Pull out every line from the listing that has the word "this".

(A block of data)
====================

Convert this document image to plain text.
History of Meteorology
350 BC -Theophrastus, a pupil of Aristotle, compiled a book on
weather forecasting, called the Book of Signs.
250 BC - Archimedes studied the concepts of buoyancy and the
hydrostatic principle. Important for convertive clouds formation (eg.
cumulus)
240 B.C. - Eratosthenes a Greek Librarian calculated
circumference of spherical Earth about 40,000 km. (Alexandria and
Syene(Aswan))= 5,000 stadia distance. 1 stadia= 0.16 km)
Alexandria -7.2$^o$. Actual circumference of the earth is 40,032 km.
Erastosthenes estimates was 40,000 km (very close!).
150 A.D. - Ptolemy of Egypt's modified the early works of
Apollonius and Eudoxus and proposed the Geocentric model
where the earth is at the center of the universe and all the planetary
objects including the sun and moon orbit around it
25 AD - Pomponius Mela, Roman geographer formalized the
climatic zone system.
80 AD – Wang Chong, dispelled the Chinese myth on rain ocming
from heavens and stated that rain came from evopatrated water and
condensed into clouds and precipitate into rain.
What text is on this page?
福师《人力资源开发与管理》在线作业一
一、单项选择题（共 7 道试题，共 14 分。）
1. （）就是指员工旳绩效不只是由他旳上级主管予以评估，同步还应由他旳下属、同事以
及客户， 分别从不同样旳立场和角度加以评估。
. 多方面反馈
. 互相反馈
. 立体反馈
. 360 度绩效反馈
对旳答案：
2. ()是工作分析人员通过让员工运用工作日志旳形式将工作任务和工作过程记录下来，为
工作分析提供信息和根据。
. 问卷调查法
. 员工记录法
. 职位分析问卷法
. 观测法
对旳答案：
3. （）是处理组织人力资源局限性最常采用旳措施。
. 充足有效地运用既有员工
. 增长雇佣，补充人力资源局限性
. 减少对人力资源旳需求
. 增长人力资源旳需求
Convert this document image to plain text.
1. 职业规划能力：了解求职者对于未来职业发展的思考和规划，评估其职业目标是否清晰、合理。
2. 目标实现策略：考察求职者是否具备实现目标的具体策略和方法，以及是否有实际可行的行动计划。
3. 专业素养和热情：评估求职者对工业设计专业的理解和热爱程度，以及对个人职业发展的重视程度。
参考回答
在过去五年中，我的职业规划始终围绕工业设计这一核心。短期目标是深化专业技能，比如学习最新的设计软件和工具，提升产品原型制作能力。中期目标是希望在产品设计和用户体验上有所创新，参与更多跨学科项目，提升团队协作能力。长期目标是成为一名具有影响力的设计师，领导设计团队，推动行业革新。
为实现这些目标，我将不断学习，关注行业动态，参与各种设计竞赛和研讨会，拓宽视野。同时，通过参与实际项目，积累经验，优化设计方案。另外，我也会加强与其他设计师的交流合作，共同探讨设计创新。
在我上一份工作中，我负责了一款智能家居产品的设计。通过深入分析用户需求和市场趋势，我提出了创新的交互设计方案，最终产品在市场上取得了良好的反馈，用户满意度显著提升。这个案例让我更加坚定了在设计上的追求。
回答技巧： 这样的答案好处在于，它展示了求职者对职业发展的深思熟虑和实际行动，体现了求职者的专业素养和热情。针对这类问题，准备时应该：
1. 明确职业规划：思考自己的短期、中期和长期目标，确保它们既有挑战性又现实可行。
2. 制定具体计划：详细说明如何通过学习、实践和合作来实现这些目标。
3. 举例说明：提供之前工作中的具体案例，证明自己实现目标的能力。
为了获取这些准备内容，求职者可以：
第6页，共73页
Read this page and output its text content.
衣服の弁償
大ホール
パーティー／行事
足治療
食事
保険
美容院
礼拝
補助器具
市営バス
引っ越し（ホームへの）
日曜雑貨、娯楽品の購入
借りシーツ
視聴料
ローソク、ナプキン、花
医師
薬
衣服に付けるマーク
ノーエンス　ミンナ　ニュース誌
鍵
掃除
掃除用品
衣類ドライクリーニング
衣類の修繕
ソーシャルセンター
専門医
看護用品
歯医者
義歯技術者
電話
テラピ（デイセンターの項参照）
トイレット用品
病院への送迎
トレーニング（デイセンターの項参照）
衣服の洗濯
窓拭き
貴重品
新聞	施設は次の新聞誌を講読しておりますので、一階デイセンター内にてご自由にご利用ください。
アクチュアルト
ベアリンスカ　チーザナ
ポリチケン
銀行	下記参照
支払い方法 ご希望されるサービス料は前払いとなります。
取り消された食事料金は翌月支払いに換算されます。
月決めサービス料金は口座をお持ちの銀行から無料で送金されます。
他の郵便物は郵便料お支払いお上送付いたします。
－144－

====================

◆ **Output of the exercise**
Convert this document image to plain text.
What text is on this page?
Convert this document image to plain text.
Read this page and output its text content.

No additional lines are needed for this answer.